> Aim of the exercise
Please restate the following records word for word.

###

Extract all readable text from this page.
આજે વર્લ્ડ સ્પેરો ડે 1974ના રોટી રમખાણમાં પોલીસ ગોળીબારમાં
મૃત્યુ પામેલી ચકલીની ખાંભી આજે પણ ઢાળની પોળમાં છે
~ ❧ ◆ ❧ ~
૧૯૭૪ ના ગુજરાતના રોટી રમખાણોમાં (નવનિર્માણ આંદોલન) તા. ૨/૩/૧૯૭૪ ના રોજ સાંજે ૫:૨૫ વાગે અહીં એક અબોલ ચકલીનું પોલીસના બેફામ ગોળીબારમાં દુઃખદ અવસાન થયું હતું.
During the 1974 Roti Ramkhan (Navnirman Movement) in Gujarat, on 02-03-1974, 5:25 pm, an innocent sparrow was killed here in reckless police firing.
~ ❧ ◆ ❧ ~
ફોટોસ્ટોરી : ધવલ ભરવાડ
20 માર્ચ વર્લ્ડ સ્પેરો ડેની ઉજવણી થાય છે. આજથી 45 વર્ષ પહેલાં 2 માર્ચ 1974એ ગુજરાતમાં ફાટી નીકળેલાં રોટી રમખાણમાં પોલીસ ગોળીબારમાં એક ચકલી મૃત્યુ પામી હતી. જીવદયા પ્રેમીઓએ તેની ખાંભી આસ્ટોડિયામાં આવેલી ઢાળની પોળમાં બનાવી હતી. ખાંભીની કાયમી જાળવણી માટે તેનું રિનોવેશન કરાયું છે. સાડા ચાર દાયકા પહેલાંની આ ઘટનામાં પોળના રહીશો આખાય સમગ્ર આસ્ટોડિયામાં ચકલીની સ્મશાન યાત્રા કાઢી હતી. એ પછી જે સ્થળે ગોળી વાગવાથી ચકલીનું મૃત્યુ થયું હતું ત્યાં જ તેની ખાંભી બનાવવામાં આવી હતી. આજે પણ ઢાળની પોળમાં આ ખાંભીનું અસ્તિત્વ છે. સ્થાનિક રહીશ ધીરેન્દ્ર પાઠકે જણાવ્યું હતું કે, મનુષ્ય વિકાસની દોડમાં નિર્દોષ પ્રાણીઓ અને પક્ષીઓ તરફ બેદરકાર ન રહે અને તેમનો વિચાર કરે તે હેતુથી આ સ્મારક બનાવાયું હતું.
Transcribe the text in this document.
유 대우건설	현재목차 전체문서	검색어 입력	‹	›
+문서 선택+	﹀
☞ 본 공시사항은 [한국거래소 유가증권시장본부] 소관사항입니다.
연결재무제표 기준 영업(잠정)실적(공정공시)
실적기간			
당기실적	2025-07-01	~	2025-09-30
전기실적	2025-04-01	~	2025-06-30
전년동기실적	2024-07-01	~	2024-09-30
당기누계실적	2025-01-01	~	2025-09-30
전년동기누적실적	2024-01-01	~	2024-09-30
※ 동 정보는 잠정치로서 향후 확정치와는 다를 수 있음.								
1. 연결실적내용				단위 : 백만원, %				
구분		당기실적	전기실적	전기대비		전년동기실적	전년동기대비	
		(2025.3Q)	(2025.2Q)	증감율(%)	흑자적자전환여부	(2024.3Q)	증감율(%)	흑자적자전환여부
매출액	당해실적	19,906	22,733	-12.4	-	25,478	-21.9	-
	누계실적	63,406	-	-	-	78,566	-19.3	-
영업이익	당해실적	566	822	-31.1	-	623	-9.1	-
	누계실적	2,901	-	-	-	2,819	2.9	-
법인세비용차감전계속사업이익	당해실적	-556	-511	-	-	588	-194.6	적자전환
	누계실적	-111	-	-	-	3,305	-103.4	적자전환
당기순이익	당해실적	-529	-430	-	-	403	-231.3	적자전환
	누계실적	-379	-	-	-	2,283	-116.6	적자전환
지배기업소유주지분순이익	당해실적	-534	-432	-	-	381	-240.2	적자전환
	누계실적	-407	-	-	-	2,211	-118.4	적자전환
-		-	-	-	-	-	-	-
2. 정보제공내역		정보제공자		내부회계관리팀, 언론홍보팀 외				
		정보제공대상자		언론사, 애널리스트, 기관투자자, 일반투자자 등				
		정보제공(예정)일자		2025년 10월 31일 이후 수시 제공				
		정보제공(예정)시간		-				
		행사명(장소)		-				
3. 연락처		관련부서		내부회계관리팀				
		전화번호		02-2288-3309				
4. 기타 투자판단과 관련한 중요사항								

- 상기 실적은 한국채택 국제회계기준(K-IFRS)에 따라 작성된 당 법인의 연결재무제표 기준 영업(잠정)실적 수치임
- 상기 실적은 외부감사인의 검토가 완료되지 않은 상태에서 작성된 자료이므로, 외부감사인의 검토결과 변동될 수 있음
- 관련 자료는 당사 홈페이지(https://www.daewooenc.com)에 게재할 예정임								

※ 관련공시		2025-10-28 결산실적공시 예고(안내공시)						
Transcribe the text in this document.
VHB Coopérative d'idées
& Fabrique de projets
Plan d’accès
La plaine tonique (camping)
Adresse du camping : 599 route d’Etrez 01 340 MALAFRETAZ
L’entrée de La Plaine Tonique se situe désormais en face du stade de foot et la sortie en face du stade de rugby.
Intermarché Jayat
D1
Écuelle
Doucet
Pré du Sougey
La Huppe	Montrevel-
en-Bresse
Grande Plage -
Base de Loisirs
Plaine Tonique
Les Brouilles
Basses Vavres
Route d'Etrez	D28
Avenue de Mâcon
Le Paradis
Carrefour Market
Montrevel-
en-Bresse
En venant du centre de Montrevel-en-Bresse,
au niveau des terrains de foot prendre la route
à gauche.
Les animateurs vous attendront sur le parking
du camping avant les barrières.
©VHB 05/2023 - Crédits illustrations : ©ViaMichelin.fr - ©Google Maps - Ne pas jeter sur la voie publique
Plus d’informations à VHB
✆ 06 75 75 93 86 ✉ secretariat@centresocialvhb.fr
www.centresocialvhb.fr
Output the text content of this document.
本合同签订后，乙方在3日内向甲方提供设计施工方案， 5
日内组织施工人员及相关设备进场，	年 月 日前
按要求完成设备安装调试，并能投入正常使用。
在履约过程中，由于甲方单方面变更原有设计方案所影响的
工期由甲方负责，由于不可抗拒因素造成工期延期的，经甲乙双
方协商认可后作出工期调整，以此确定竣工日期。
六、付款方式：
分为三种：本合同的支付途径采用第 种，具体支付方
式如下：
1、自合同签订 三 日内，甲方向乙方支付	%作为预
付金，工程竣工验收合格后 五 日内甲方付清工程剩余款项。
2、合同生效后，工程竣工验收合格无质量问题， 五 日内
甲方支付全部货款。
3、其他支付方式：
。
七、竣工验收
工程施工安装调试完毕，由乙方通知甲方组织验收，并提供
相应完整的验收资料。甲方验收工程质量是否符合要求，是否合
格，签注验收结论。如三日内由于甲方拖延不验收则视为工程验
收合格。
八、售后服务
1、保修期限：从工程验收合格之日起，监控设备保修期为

###

> Full output
Extract all readable text from this page.
આજે વર્લ્ડ સ્પેરો ડે 1974ના રોટી રમખાણમાં પોલીસ ગોળીબારમાં
મૃત્યુ પામેલી ચકલીની ખાંભી આજે પણ ઢાળની પોળમાં છે
~ ❧ ◆ ❧ ~
૧૯૭૪ ના ગુજરાતના રોટી રમખાણોમાં (નવનિર્માણ આંદોલન) તા. ૨/૩/૧૯૭૪ ના રોજ સાંજે ૫:૨૫ વાગે અહીં એક અબોલ ચકલીનું પોલીસના બેફામ ગોળીબારમાં દુઃખદ અવસાન થયું હતું.
During the 1974 Roti Ramkhan (Navnirman Movement) in Gujarat, on 02-03-1974, 5:25 pm, an innocent sparrow was killed here in reckless police firing.
~ ❧ ◆ ❧ ~
ફોટોસ્ટોરી : ધવલ ભરવાડ
20 માર્ચ વર્લ્ડ સ્પેરો ડેની ઉજવણી થાય છે. આજથી 45 વર્ષ પહેલાં 2 માર્ચ 1974એ ગુજરાતમાં ફાટી નીકળેલાં રોટી રમખાણમાં પોલીસ ગોળીબારમાં એક ચકલી મૃત્યુ પામી હતી. જીવદયા પ્રેમીઓએ તેની ખાંભી આસ્ટોડિયામાં આવેલી ઢાળની પોળમાં બનાવી હતી. ખાંભીની કાયમી જાળવણી માટે તેનું રિનોવેશન કરાયું છે. સાડા ચાર દાયકા પહેલાંની આ ઘટનામાં પોળના રહીશો આખાય સમગ્ર આસ્ટોડિયામાં ચકલીની સ્મશાન યાત્રા કાઢી હતી. એ પછી જે સ્થળે ગોળી વાગવાથી ચકલીનું મૃત્યુ થયું હતું ત્યાં જ તેની ખાંભી બનાવવામાં આવી હતી. આજે પણ ઢાળની પોળમાં આ ખાંભીનું અસ્તિત્વ છે. સ્થાનિક રહીશ ધીરેન્દ્ર પાઠકે જણાવ્યું હતું કે, મનુષ્ય વિકાસની દોડમાં નિર્દોષ પ્રાણીઓ અને પક્ષીઓ તરફ બેદરકાર ન રહે અને તેમનો વિચાર કરે તે હેતુથી આ સ્મારક બનાવાયું હતું.
Transcribe the text in this document.
유 대우건설	현재목차 전체문서	검색어 입력	‹	›
+문서 선택+	﹀
☞ 본 공시사항은 [한국거래소 유가증권시장본부] 소관사항입니다.
연결재무제표 기준 영업(잠정)실적(공정공시)
실적기간			
당기실적	2025-07-01	~	2025-09-30
전기실적	2025-04-01	~	2025-06-30
전년동기실적	2024-07-01	~	2024-09-30
당기누계실적	2025-01-01	~	2025-09-30
전년동기누적실적	2024-01-01	~	2024-09-30
※ 동 정보는 잠정치로서 향후 확정치와는 다를 수 있음.								
1. 연결실적내용				단위 : 백만원, %				
구분		당기실적	전기실적	전기대비		전년동기실적	전년동기대비	
		(2025.3Q)	(2025.2Q)	증감율(%)	흑자적자전환여부	(2024.3Q)	증감율(%)	흑자적자전환여부
매출액	당해실적	19,906	22,733	-12.4	-	25,478	-21.9	-
	누계실적	63,406	-	-	-	78,566	-19.3	-
영업이익	당해실적	566	822	-31.1	-	623	-9.1	-
	누계실적	2,901	-	-	-	2,819	2.9	-
법인세비용차감전계속사업이익	당해실적	-556	-511	-	-	588	-194.6	적자전환
	누계실적	-111	-	-	-	3,305	-103.4	적자전환
당기순이익	당해실적	-529	-430	-	-	403	-231.3	적자전환
	누계실적	-379	-	-	-	2,283	-116.6	적자전환
지배기업소유주지분순이익	당해실적	-534	-432	-	-	381	-240.2	적자전환
	누계실적	-407	-	-	-	2,211	-118.4	적자전환
-		-	-	-	-	-	-	-
2. 정보제공내역		정보제공자		내부회계관리팀, 언론홍보팀 외				
		정보제공대상자		언론사, 애널리스트, 기관투자자, 일반투자자 등				
		정보제공(예정)일자		2025년 10월 31일 이후 수시 제공				
		정보제공(예정)시간		-				
		행사명(장소)		-				
3. 연락처		관련부서		내부회계관리팀				
		전화번호		02-2288-3309				
4. 기타 투자판단과 관련한 중요사항								

- 상기 실적은 한국채택 국제회계기준(K-IFRS)에 따라 작성된 당 법인의 연결재무제표 기준 영업(잠정)실적 수치임
- 상기 실적은 외부감사인의 검토가 완료되지 않은 상태에서 작성된 자료이므로, 외부감사인의 검토결과 변동될 수 있음
- 관련 자료는 당사 홈페이지(https://www.daewooenc.com)에 게재할 예정임								

※ 관련공시		2025-10-28 결산실적공시 예고(안내공시)						
Transcribe the text in this document.
VHB Coopérative d'idées
& Fabrique de projets
Plan d’accès
La plaine tonique (camping)
Adresse du camping : 599 route d’Etrez 01 340 MALAFRETAZ
L’entrée de La Plaine Tonique se situe désormais en face du stade de foot et la sortie en face du stade de rugby.
Intermarché Jayat
D1
Écuelle
Doucet
Pré du Sougey
La Huppe	Montrevel-
en-Bresse
Grande Plage -
Base de Loisirs
Plaine Tonique
Les Brouilles
Basses Vavres
Route d'Etrez	D28
Avenue de Mâcon
Le Paradis
Carrefour Market
Montrevel-
en-Bresse
En venant du centre de Montrevel-en-Bresse,
au niveau des terrains de foot prendre la route
à gauche.
Les animateurs vous attendront sur le parking
du camping avant les barrières.
©VHB 05/2023 - Crédits illustrations : ©ViaMichelin.fr - ©Google Maps - Ne pas jeter sur la voie publique
Plus d’informations à VHB
✆ 06 75 75 93 86 ✉ secretariat@centresocialvhb.fr
www.centresocialvhb.fr
Output the text content of this document.
本合同签订后，乙方在3日内向甲方提供设计施工方案， 5
日内组织施工人员及相关设备进场，	年 月 日前
按要求完成设备安装调试，并能投入正常使用。
在履约过程中，由于甲方单方面变更原有设计方案所影响的
工期由甲方负责，由于不可抗拒因素造成工期延期的，经甲乙双
方协商认可后作出工期调整，以此确定竣工日期。
六、付款方式：
分为三种：本合同的支付途径采用第 种，具体支付方
式如下：
1、自合同签订 三 日内，甲方向乙方支付	%作为预
付金，工程竣工验收合格后 五 日内甲方付清工程剩余款项。
2、合同生效后，工程竣工验收合格无质量问题， 五 日内
甲方支付全部货款。
3、其他支付方式：
。
七、竣工验收
工程施工安装调试完毕，由乙方通知甲方组织验收，并提供
相应完整的验收资料。甲方验收工程质量是否符合要求，是否合
格，签注验收结论。如三日内由于甲方拖延不验收则视为工程验
收合格。
八、售后服务
1、保修期限：从工程验收合格之日起，监控设备保修期为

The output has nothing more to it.